- _原文_:

╔══

2017年 08月 04日 ( 1 )

牛海綿状脳症、ひどい名称だが、
一般に狂牛病として知られている。

そして、クロイツフェルト・ヤコブ病
との関連がクローズアップされた。

その結果、食用牛肉が大きな制限を受けた。
骨ごと供されるTボーンステーキもその一つ。

店頭から姿を消した。
ステーキハウスや焼肉店も大打撃を受けた。

T字型の骨を挟んで、
フィレとサーロインが楽しめるステーキだ。

骨ごとカットされるので普通に500g前後はあるが、
私には、Tボーンステーキに思い出がある。

大学の先輩が一般企業に就職して間もなく退職した。
そんな噂に驚いていると、次の知らせにぶっ飛んだ。

一部上場の大企業辞めて何をしたのかというと、
海上自衛隊幹部候補生学校へ進学したという。

一般大学卒業生に門戸が開かれていることも知らなかったが、
実は、先輩らしいという気もしていた。

╚══

- _作業内容_:
a - 原文にある「T字型の骨を挟んで、フィレとサーロインが楽しめるステーキだ。」を英語に訳してください。
b - 原文に出てくる病気の名称を、原文の表記のまますべて挙げてください。
データは原文とは別の資料です。

保存済みデータ:
╔══

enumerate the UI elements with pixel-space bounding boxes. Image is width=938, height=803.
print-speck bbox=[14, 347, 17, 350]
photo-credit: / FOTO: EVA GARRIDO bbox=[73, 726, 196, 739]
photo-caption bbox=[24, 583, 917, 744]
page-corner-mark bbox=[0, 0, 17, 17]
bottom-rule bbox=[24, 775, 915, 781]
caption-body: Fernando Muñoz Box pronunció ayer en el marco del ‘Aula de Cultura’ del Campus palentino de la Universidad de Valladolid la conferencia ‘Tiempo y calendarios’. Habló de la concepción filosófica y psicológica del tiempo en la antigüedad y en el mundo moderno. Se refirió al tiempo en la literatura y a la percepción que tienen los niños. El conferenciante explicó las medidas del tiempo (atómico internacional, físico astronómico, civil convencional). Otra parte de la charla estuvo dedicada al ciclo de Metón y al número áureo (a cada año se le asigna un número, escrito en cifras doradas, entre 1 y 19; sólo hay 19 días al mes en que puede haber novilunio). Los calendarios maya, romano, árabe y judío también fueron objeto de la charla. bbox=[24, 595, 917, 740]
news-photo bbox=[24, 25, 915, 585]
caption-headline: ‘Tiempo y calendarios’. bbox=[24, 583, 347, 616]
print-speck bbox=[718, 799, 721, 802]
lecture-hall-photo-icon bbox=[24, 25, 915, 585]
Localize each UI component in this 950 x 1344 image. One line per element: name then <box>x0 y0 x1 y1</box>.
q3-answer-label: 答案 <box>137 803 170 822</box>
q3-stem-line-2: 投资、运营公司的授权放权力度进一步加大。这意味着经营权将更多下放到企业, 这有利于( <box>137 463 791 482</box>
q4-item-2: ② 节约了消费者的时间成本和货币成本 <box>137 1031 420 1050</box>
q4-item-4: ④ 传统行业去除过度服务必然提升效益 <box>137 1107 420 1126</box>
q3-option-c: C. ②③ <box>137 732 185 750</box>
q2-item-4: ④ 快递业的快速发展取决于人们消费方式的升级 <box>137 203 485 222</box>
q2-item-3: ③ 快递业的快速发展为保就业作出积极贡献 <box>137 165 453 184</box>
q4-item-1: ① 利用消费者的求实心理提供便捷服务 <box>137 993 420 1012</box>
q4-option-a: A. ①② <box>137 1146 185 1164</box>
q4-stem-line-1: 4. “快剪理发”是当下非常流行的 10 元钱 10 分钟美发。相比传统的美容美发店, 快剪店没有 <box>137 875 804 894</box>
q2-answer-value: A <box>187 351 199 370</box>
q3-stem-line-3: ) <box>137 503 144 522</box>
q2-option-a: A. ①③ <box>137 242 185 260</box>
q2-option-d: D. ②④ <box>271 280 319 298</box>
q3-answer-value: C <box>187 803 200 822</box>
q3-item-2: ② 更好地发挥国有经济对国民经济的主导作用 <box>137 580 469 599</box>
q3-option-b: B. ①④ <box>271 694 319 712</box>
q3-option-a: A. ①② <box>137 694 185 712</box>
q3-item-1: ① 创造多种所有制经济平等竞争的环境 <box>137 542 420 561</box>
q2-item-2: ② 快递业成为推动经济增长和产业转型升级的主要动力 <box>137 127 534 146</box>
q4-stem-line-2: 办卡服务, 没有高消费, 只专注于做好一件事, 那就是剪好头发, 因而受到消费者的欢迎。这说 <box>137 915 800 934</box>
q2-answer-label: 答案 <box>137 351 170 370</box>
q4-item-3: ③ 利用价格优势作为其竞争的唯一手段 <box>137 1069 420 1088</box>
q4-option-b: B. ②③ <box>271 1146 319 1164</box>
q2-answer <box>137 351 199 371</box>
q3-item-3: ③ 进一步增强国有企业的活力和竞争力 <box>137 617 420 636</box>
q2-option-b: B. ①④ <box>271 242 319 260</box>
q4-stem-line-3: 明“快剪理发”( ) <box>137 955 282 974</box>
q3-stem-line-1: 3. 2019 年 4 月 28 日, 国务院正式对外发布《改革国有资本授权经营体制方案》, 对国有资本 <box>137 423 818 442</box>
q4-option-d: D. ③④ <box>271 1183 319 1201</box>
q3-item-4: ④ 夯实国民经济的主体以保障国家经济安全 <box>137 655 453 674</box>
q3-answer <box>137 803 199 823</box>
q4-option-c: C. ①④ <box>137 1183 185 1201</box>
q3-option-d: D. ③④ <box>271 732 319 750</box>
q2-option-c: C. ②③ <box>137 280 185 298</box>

╚══

- _出力一覧_:
a - It is a steak that lets you enjoy both the filet and the sirloin on either side of a T-shaped bone.

b -
- 牛海綿状脳症
- 狂牛病
- クロイツフェルト・ヤコブ病